**Given task:**
Reproduce all the material exactly, minus any pictures it holds.

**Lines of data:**
....

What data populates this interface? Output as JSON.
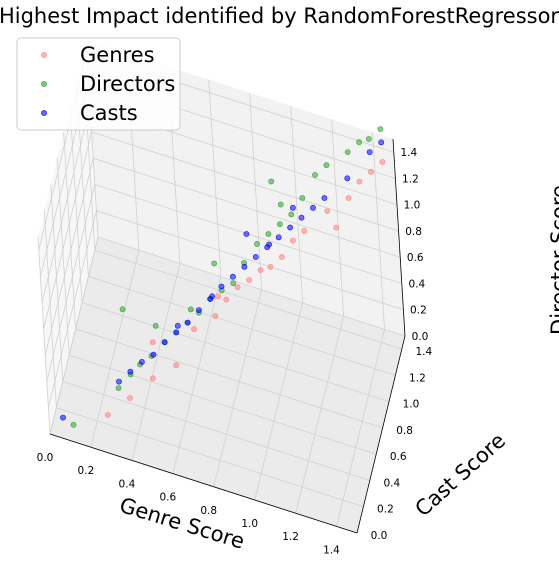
{
  "chart_data": {
    "type": "scatter",
    "projection": "3d",
    "title": "Highest Impact identified by RandomForestRegressor",
    "xlabel": "Genre Score",
    "ylabel": "Cast Score",
    "zlabel": "Director Score",
    "xlim": [
      0,
      1.5
    ],
    "ylim": [
      0,
      1.5
    ],
    "zlim": [
      0,
      1.5
    ],
    "xticks": [
      "0.0",
      "0.2",
      "0.4",
      "0.6",
      "0.8",
      "1.0",
      "1.2",
      "1.4"
    ],
    "yticks": [
      "0.0",
      "0.2",
      "0.4",
      "0.6",
      "0.8",
      "1.0",
      "1.2",
      "1.4"
    ],
    "zticks": [
      "0.0",
      "0.2",
      "0.4",
      "0.6",
      "0.8",
      "1.0",
      "1.2",
      "1.4"
    ],
    "grid": true,
    "legend": "top-left",
    "series": [
      {
        "name": "Genres",
        "color": "#ff8080",
        "points": [
          [
            0.25,
            0.22,
            0.05
          ],
          [
            0.35,
            0.3,
            0.15
          ],
          [
            0.45,
            0.4,
            0.25
          ],
          [
            0.55,
            0.5,
            0.3
          ],
          [
            0.4,
            0.7,
            0.2
          ],
          [
            0.6,
            0.75,
            0.35
          ],
          [
            0.7,
            0.8,
            0.45
          ],
          [
            0.75,
            0.85,
            0.55
          ],
          [
            0.8,
            0.9,
            0.62
          ],
          [
            0.85,
            0.95,
            0.65
          ],
          [
            0.7,
            0.9,
            0.5
          ],
          [
            0.9,
            1.0,
            0.7
          ],
          [
            1.0,
            1.05,
            0.8
          ],
          [
            1.05,
            1.1,
            0.9
          ],
          [
            1.1,
            1.15,
            0.95
          ],
          [
            1.2,
            1.25,
            1.05
          ],
          [
            1.3,
            1.3,
            1.15
          ],
          [
            1.35,
            1.35,
            1.25
          ],
          [
            1.4,
            1.4,
            1.3
          ],
          [
            1.45,
            1.45,
            1.35
          ],
          [
            1.25,
            1.2,
            1.0
          ],
          [
            0.95,
            1.0,
            0.75
          ]
        ]
      },
      {
        "name": "Directors",
        "color": "#2ca02c",
        "points": [
          [
            0.1,
            0.1,
            0.02
          ],
          [
            0.3,
            0.28,
            0.22
          ],
          [
            0.35,
            0.35,
            0.28
          ],
          [
            0.4,
            0.35,
            0.38
          ],
          [
            0.45,
            0.4,
            0.42
          ],
          [
            0.5,
            0.5,
            0.45
          ],
          [
            0.3,
            0.5,
            0.6
          ],
          [
            0.55,
            0.55,
            0.5
          ],
          [
            0.6,
            0.6,
            0.55
          ],
          [
            0.65,
            0.65,
            0.6
          ],
          [
            0.7,
            0.7,
            0.68
          ],
          [
            0.75,
            0.75,
            0.72
          ],
          [
            0.7,
            0.85,
            0.8
          ],
          [
            0.85,
            0.85,
            0.88
          ],
          [
            0.9,
            0.95,
            0.95
          ],
          [
            0.95,
            1.0,
            1.0
          ],
          [
            1.0,
            1.05,
            1.05
          ],
          [
            1.05,
            1.1,
            1.1
          ],
          [
            0.95,
            1.15,
            1.25
          ],
          [
            1.1,
            1.15,
            1.2
          ],
          [
            1.15,
            1.25,
            1.3
          ],
          [
            1.2,
            1.3,
            1.35
          ],
          [
            1.3,
            1.35,
            1.45
          ],
          [
            1.4,
            1.4,
            1.55
          ],
          [
            1.45,
            1.45,
            1.6
          ],
          [
            1.35,
            1.4,
            1.5
          ],
          [
            0.6,
            0.7,
            0.55
          ],
          [
            0.45,
            0.55,
            0.5
          ],
          [
            0.8,
            0.8,
            0.75
          ],
          [
            1.0,
            1.1,
            1.15
          ]
        ]
      },
      {
        "name": "Casts",
        "color": "#0000ff",
        "points": [
          [
            0.05,
            0.1,
            0.05
          ],
          [
            0.3,
            0.3,
            0.25
          ],
          [
            0.35,
            0.35,
            0.3
          ],
          [
            0.4,
            0.4,
            0.35
          ],
          [
            0.45,
            0.45,
            0.38
          ],
          [
            0.5,
            0.5,
            0.45
          ],
          [
            0.55,
            0.55,
            0.5
          ],
          [
            0.6,
            0.6,
            0.55
          ],
          [
            0.65,
            0.65,
            0.62
          ],
          [
            0.7,
            0.7,
            0.68
          ],
          [
            0.75,
            0.75,
            0.75
          ],
          [
            0.8,
            0.8,
            0.8
          ],
          [
            0.85,
            0.85,
            0.85
          ],
          [
            0.9,
            0.9,
            0.9
          ],
          [
            0.95,
            0.95,
            0.95
          ],
          [
            1.0,
            1.0,
            1.0
          ],
          [
            1.05,
            1.05,
            1.05
          ],
          [
            1.1,
            1.1,
            1.1
          ],
          [
            1.15,
            1.15,
            1.15
          ],
          [
            1.2,
            1.2,
            1.2
          ],
          [
            1.3,
            1.3,
            1.3
          ],
          [
            1.4,
            1.4,
            1.45
          ],
          [
            1.45,
            1.45,
            1.5
          ],
          [
            0.85,
            0.95,
            1.0
          ],
          [
            0.95,
            1.0,
            0.92
          ],
          [
            1.05,
            1.15,
            1.1
          ],
          [
            0.7,
            0.75,
            0.65
          ],
          [
            0.55,
            0.6,
            0.5
          ]
        ]
      }
    ]
  }
}
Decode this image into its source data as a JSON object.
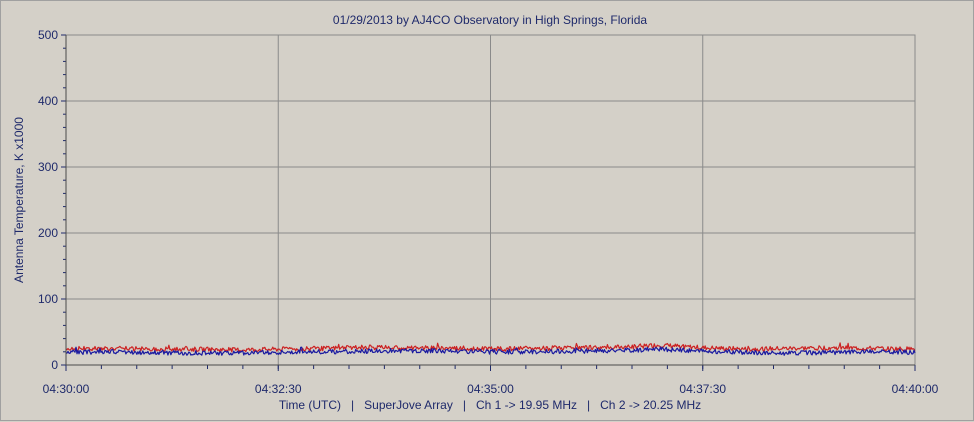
{
  "colors": {
    "background": "#d4d0c8",
    "plot_background": "#d4d0c8",
    "grid": "#8a8a8a",
    "axis_text": "#1f2a6b",
    "series_ch1": "#cc2222",
    "series_ch2": "#1a1aa0"
  },
  "chart_data": {
    "type": "line",
    "title": "01/29/2013  by  AJ4CO Observatory  in  High Springs, Florida",
    "xlabel": "Time (UTC)   |   SuperJove Array   |   Ch 1 -> 19.95 MHz   |   Ch 2 -> 20.25 MHz",
    "ylabel": "Antenna Temperature, K x1000",
    "x_tick_labels": [
      "04:30:00",
      "04:32:30",
      "04:35:00",
      "04:37:30",
      "04:40:00"
    ],
    "y_ticks": [
      0,
      100,
      200,
      300,
      400,
      500
    ],
    "xlim_seconds_of_window": [
      0,
      600
    ],
    "ylim": [
      0,
      500
    ],
    "grid": true,
    "series": [
      {
        "color": "#cc2222",
        "x": [
          0,
          30,
          60,
          90,
          120,
          150,
          180,
          210,
          240,
          270,
          300,
          330,
          360,
          390,
          420,
          450,
          480,
          510,
          540,
          570,
          600
        ],
        "y": [
          25,
          25,
          24,
          24,
          23,
          24,
          25,
          27,
          26,
          26,
          24,
          25,
          26,
          27,
          30,
          26,
          24,
          25,
          26,
          25,
          24
        ]
      },
      {
        "color": "#1a1aa0",
        "x": [
          0,
          30,
          60,
          90,
          120,
          150,
          180,
          210,
          240,
          270,
          300,
          330,
          360,
          390,
          420,
          450,
          480,
          510,
          540,
          570,
          600
        ],
        "y": [
          19,
          20,
          19,
          18,
          18,
          19,
          20,
          21,
          22,
          21,
          20,
          20,
          21,
          22,
          24,
          21,
          19,
          18,
          19,
          20,
          19
        ]
      }
    ]
  }
}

....

**Solution:**
What data populates this interface? Output as JSON.
{
  "chart_data": {
    "type": "scatter",
    "projection": "3d",
    "title": "Highest Impact identified by RandomForestRegressor",
    "xlabel": "Genre Score",
    "ylabel": "Cast Score",
    "zlabel": "Director Score",
    "xlim": [
      0,
      1.5
    ],
    "ylim": [
      0,
      1.5
    ],
    "zlim": [
      0,
      1.5
    ],
    "xticks": [
      "0.0",
      "0.2",
      "0.4",
      "0.6",
      "0.8",
      "1.0",
      "1.2",
      "1.4"
    ],
    "yticks": [
      "0.0",
      "0.2",
      "0.4",
      "0.6",
      "0.8",
      "1.0",
      "1.2",
      "1.4"
    ],
    "zticks": [
      "0.0",
      "0.2",
      "0.4",
      "0.6",
      "0.8",
      "1.0",
      "1.2",
      "1.4"
    ],
    "grid": true,
    "legend": "top-left",
    "series": [
      {
        "name": "Genres",
        "color": "#ff8080",
        "points": [
          [
            0.25,
            0.22,
            0.05
          ],
          [
            0.35,
            0.3,
            0.15
          ],
          [
            0.45,
            0.4,
            0.25
          ],
          [
            0.55,
            0.5,
            0.3
          ],
          [
            0.4,
            0.7,
            0.2
          ],
          [
            0.6,
            0.75,
            0.35
          ],
          [
            0.7,
            0.8,
            0.45
          ],
          [
            0.75,
            0.85,
            0.55
          ],
          [
            0.8,
            0.9,
            0.62
          ],
          [
            0.85,
            0.95,
            0.65
          ],
          [
            0.7,
            0.9,
            0.5
          ],
          [
            0.9,
            1.0,
            0.7
          ],
          [
            1.0,
            1.05,
            0.8
          ],
          [
            1.05,
            1.1,
            0.9
          ],
          [
            1.1,
            1.15,
            0.95
          ],
          [
            1.2,
            1.25,
            1.05
          ],
          [
            1.3,
            1.3,
            1.15
          ],
          [
            1.35,
            1.35,
            1.25
          ],
          [
            1.4,
            1.4,
            1.3
          ],
          [
            1.45,
            1.45,
            1.35
          ],
          [
            1.25,
            1.2,
            1.0
          ],
          [
            0.95,
            1.0,
            0.75
          ]
        ]
      },
      {
        "name": "Directors",
        "color": "#2ca02c",
        "points": [
          [
            0.1,
            0.1,
            0.02
          ],
          [
            0.3,
            0.28,
            0.22
          ],
          [
            0.35,
            0.35,
            0.28
          ],
          [
            0.4,
            0.35,
            0.38
          ],
          [
            0.45,
            0.4,
            0.42
          ],
          [
            0.5,
            0.5,
            0.45
          ],
          [
            0.3,
            0.5,
            0.6
          ],
          [
            0.55,
            0.55,
            0.5
          ],
          [
            0.6,
            0.6,
            0.55
          ],
          [
            0.65,
            0.65,
            0.6
          ],
          [
            0.7,
            0.7,
            0.68
          ],
          [
            0.75,
            0.75,
            0.72
          ],
          [
            0.7,
            0.85,
            0.8
          ],
          [
            0.85,
            0.85,
            0.88
          ],
          [
            0.9,
            0.95,
            0.95
          ],
          [
            0.95,
            1.0,
            1.0
          ],
          [
            1.0,
            1.05,
            1.05
          ],
          [
            1.05,
            1.1,
            1.1
          ],
          [
            0.95,
            1.15,
            1.25
          ],
          [
            1.1,
            1.15,
            1.2
          ],
          [
            1.15,
            1.25,
            1.3
          ],
          [
            1.2,
            1.3,
            1.35
          ],
          [
            1.3,
            1.35,
            1.45
          ],
          [
            1.4,
            1.4,
            1.55
          ],
          [
            1.45,
            1.45,
            1.6
          ],
          [
            1.35,
            1.4,
            1.5
          ],
          [
            0.6,
            0.7,
            0.55
          ],
          [
            0.45,
            0.55,
            0.5
          ],
          [
            0.8,
            0.8,
            0.75
          ],
          [
            1.0,
            1.1,
            1.15
          ]
        ]
      },
      {
        "name": "Casts",
        "color": "#0000ff",
        "points": [
          [
            0.05,
            0.1,
            0.05
          ],
          [
            0.3,
            0.3,
            0.25
          ],
          [
            0.35,
            0.35,
            0.3
          ],
          [
            0.4,
            0.4,
            0.35
          ],
          [
            0.45,
            0.45,
            0.38
          ],
          [
            0.5,
            0.5,
            0.45
          ],
          [
            0.55,
            0.55,
            0.5
          ],
          [
            0.6,
            0.6,
            0.55
          ],
          [
            0.65,
            0.65,
            0.62
          ],
          [
            0.7,
            0.7,
            0.68
          ],
          [
            0.75,
            0.75,
            0.75
          ],
          [
            0.8,
            0.8,
            0.8
          ],
          [
            0.85,
            0.85,
            0.85
          ],
          [
            0.9,
            0.9,
            0.9
          ],
          [
            0.95,
            0.95,
            0.95
          ],
          [
            1.0,
            1.0,
            1.0
          ],
          [
            1.05,
            1.05,
            1.05
          ],
          [
            1.1,
            1.1,
            1.1
          ],
          [
            1.15,
            1.15,
            1.15
          ],
          [
            1.2,
            1.2,
            1.2
          ],
          [
            1.3,
            1.3,
            1.3
          ],
          [
            1.4,
            1.4,
            1.45
          ],
          [
            1.45,
            1.45,
            1.5
          ],
          [
            0.85,
            0.95,
            1.0
          ],
          [
            0.95,
            1.0,
            0.92
          ],
          [
            1.05,
            1.15,
            1.1
          ],
          [
            0.7,
            0.75,
            0.65
          ],
          [
            0.55,
            0.6,
            0.5
          ]
        ]
      }
    ]
  }
}
Decode this image into its source data as a JSON object.
{
  "colors": {
    "background": "#d4d0c8",
    "plot_background": "#d4d0c8",
    "grid": "#8a8a8a",
    "axis_text": "#1f2a6b",
    "series_ch1": "#cc2222",
    "series_ch2": "#1a1aa0"
  },
  "chart_data": {
    "type": "line",
    "title": "01/29/2013  by  AJ4CO Observatory  in  High Springs, Florida",
    "xlabel": "Time (UTC)   |   SuperJove Array   |   Ch 1 -> 19.95 MHz   |   Ch 2 -> 20.25 MHz",
    "ylabel": "Antenna Temperature, K x1000",
    "x_tick_labels": [
      "04:30:00",
      "04:32:30",
      "04:35:00",
      "04:37:30",
      "04:40:00"
    ],
    "y_ticks": [
      0,
      100,
      200,
      300,
      400,
      500
    ],
    "xlim_seconds_of_window": [
      0,
      600
    ],
    "ylim": [
      0,
      500
    ],
    "grid": true,
    "series": [
      {
        "color": "#cc2222",
        "x": [
          0,
          30,
          60,
          90,
          120,
          150,
          180,
          210,
          240,
          270,
          300,
          330,
          360,
          390,
          420,
          450,
          480,
          510,
          540,
          570,
          600
        ],
        "y": [
          25,
          25,
          24,
          24,
          23,
          24,
          25,
          27,
          26,
          26,
          24,
          25,
          26,
          27,
          30,
          26,
          24,
          25,
          26,
          25,
          24
        ]
      },
      {
        "color": "#1a1aa0",
        "x": [
          0,
          30,
          60,
          90,
          120,
          150,
          180,
          210,
          240,
          270,
          300,
          330,
          360,
          390,
          420,
          450,
          480,
          510,
          540,
          570,
          600
        ],
        "y": [
          19,
          20,
          19,
          18,
          18,
          19,
          20,
          21,
          22,
          21,
          20,
          20,
          21,
          22,
          24,
          21,
          19,
          18,
          19,
          20,
          19
        ]
      }
    ]
  }
}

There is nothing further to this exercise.